◆ **THE DATA**:
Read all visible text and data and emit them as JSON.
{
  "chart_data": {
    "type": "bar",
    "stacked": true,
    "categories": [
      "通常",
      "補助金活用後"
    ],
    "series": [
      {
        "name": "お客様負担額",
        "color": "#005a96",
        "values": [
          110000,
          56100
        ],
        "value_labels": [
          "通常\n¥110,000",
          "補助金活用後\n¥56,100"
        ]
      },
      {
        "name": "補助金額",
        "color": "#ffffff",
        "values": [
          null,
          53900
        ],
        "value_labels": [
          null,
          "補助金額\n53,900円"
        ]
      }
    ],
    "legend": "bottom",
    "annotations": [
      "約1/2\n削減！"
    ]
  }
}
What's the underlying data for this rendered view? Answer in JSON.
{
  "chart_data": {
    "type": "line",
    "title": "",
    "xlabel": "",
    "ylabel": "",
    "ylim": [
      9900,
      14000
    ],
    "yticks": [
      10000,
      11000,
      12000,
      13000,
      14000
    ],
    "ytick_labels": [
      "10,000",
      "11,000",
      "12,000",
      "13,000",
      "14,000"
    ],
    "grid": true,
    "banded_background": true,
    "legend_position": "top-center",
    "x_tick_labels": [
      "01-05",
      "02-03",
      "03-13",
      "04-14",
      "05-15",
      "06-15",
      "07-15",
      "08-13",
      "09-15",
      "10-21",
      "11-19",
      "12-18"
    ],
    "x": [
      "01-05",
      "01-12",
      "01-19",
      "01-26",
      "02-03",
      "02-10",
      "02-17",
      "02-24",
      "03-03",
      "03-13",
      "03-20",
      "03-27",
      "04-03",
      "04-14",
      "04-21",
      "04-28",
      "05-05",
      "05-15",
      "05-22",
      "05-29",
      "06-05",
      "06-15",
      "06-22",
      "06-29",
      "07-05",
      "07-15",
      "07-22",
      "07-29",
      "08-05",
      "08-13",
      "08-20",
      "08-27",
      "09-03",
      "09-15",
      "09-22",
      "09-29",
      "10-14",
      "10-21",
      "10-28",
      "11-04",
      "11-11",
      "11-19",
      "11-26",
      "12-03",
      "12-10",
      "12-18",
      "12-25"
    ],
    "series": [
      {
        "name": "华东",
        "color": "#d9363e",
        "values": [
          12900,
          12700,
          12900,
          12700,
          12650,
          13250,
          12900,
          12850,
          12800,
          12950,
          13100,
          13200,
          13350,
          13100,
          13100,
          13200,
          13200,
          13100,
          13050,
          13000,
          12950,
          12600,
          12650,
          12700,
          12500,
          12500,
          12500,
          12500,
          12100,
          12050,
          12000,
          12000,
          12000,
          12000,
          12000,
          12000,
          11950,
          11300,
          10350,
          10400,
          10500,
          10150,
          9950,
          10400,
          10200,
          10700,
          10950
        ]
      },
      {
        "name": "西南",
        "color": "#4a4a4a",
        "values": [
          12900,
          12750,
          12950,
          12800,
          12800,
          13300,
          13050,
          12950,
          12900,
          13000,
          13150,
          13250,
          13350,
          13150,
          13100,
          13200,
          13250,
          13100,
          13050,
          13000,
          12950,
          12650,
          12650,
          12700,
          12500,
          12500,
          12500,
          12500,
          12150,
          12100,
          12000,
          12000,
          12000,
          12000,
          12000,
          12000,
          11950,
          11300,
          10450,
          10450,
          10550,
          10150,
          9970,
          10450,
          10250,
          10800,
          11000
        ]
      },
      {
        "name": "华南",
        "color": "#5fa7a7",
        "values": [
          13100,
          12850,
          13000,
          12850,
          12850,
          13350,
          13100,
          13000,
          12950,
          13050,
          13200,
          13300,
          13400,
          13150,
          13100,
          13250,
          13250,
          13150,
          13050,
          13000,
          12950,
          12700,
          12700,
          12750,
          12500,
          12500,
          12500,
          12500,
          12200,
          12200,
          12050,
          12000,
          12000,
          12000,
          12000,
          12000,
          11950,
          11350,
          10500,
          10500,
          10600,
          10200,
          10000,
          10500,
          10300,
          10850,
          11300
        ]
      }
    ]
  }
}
==
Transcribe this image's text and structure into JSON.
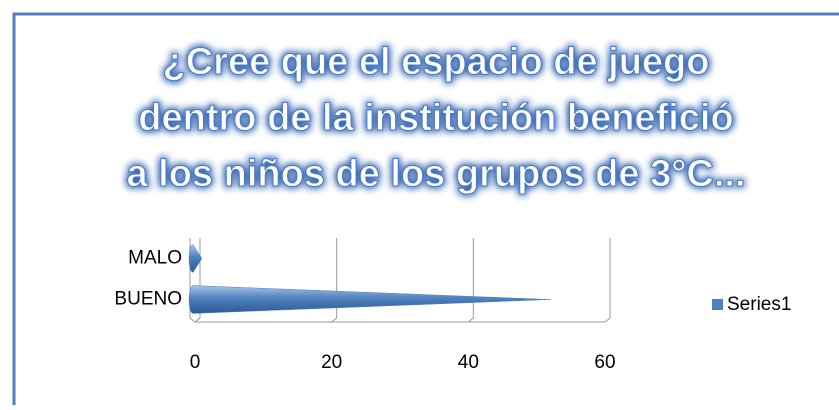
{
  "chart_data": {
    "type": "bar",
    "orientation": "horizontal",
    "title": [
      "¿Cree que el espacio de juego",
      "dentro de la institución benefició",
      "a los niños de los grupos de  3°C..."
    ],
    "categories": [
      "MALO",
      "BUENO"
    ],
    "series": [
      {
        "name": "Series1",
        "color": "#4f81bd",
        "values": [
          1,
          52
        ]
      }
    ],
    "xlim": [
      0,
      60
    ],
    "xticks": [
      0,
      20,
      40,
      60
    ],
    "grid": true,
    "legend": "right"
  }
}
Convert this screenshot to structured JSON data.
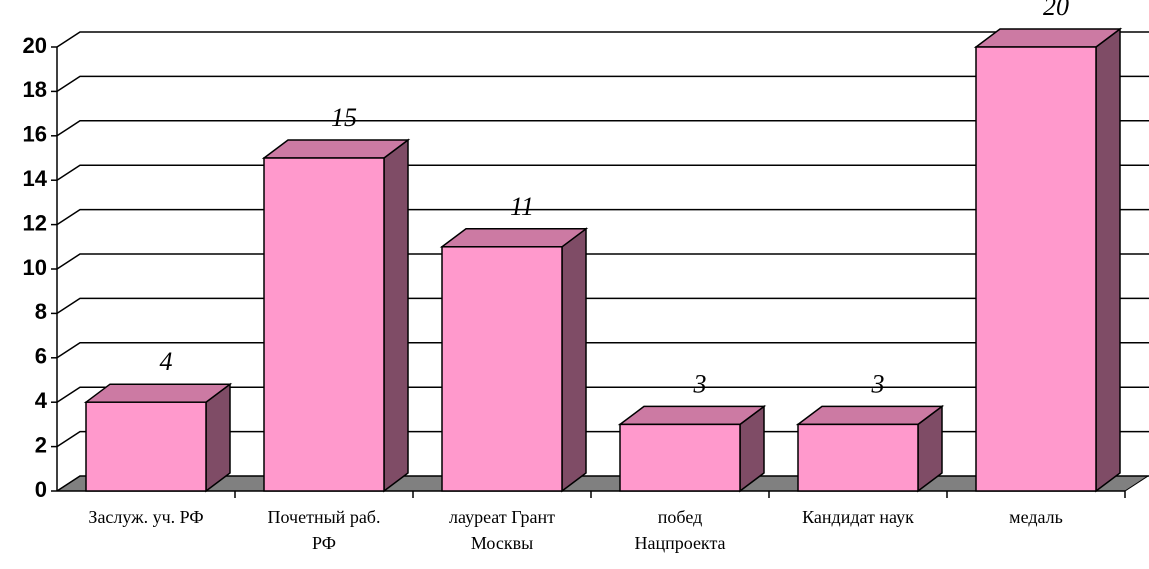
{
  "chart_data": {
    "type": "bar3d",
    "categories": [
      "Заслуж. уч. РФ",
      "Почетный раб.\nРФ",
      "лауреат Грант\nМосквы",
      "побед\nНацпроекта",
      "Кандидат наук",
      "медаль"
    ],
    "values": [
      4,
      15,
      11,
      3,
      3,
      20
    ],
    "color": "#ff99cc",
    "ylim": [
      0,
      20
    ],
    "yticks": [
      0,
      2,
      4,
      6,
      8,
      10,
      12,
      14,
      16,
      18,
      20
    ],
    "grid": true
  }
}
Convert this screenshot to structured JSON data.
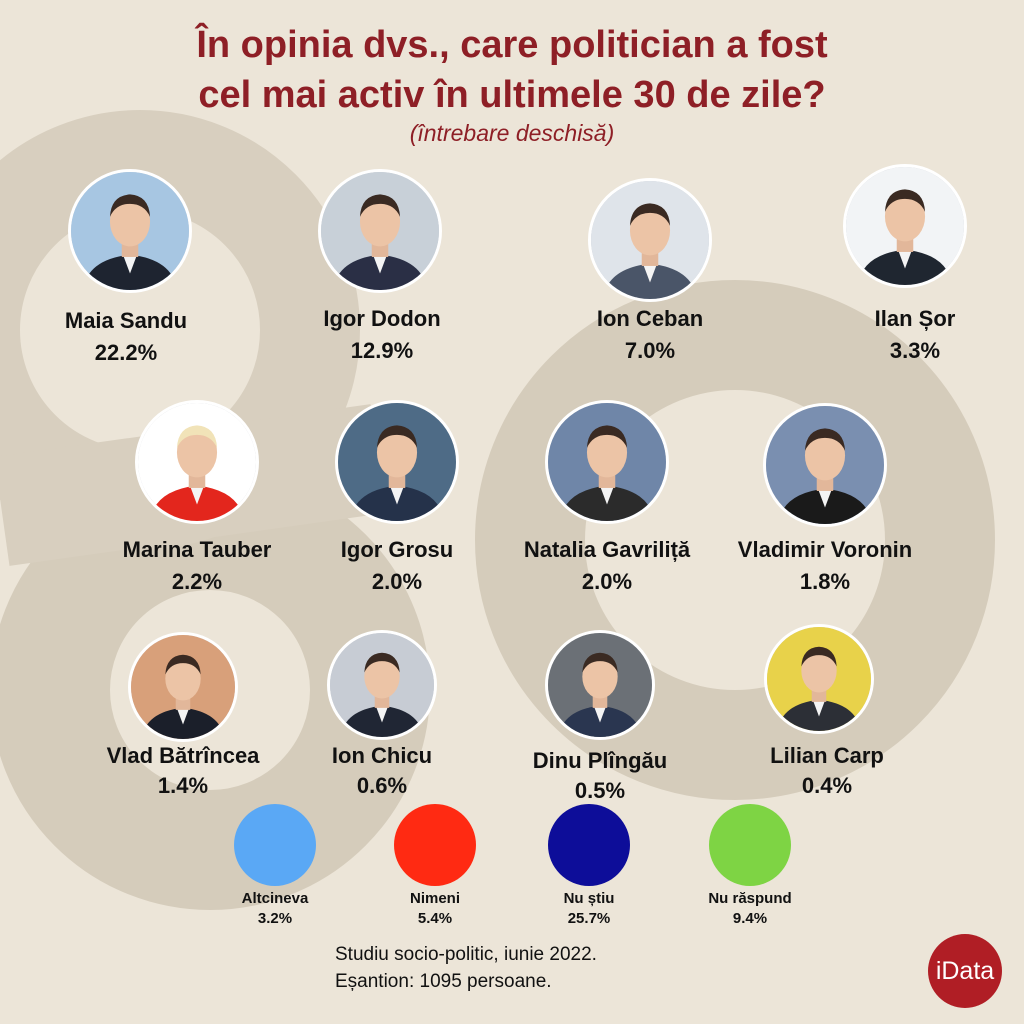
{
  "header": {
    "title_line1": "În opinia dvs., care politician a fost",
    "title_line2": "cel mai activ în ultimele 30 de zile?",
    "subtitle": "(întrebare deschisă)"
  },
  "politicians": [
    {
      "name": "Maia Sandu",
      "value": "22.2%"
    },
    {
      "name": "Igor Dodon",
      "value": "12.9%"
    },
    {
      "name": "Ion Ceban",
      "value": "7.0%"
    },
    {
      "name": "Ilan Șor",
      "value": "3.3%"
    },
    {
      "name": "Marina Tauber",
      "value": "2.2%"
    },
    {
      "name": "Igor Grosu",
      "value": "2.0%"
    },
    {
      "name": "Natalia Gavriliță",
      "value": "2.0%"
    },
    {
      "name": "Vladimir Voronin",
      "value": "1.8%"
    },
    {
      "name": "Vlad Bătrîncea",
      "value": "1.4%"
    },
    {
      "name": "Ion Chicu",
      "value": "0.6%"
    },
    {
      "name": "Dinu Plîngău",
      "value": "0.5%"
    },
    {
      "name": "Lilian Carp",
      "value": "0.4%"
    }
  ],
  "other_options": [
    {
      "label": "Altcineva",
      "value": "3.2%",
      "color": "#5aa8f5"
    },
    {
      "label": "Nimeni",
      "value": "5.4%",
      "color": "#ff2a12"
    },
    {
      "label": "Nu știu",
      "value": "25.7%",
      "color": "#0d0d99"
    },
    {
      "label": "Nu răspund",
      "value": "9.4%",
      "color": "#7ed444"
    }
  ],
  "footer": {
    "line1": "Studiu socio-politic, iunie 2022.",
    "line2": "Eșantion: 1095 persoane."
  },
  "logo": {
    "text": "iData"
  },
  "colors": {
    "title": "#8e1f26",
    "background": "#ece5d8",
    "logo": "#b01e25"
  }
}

◆ **EXERCISE DETAILS**: The word "true" may appear on some lines. Report how many lines hold it, giving the number alone.

◆ **FINISHED ANSWER**: 5